* Brief
Repeat the records below exactly as they appear.

--- BEGIN Data for processing ---

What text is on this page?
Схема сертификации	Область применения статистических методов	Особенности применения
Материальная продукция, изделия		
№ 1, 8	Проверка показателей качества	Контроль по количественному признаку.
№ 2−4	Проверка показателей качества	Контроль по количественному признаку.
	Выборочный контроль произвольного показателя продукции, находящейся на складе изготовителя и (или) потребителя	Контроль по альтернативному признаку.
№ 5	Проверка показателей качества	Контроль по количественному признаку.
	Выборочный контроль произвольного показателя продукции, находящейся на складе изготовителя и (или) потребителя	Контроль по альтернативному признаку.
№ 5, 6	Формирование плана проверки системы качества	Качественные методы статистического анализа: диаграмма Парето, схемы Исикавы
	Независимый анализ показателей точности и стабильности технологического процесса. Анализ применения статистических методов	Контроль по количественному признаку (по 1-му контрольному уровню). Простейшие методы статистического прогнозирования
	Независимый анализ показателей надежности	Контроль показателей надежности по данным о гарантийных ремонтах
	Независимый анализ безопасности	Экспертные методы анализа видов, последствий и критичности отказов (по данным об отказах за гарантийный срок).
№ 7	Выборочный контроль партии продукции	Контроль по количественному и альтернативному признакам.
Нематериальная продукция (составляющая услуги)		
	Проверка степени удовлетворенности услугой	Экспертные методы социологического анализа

--- END Data for processing ---

* Worked solution
What text is on this page?
Схема сертификации	Область применения статистических методов	Особенности применения
Материальная продукция, изделия		
№ 1, 8	Проверка показателей качества	Контроль по количественному признаку.
№ 2−4	Проверка показателей качества	Контроль по количественному признаку.
	Выборочный контроль произвольного показателя продукции, находящейся на складе изготовителя и (или) потребителя	Контроль по альтернативному признаку.
№ 5	Проверка показателей качества	Контроль по количественному признаку.
	Выборочный контроль произвольного показателя продукции, находящейся на складе изготовителя и (или) потребителя	Контроль по альтернативному признаку.
№ 5, 6	Формирование плана проверки системы качества	Качественные методы статистического анализа: диаграмма Парето, схемы Исикавы
	Независимый анализ показателей точности и стабильности технологического процесса. Анализ применения статистических методов	Контроль по количественному признаку (по 1-му контрольному уровню). Простейшие методы статистического прогнозирования
	Независимый анализ показателей надежности	Контроль показателей надежности по данным о гарантийных ремонтах
	Независимый анализ безопасности	Экспертные методы анализа видов, последствий и критичности отказов (по данным об отказах за гарантийный срок).
№ 7	Выборочный контроль партии продукции	Контроль по количественному и альтернативному признакам.
Нематериальная продукция (составляющая услуги)		
	Проверка степени удовлетворенности услугой	Экспертные методы социологического анализа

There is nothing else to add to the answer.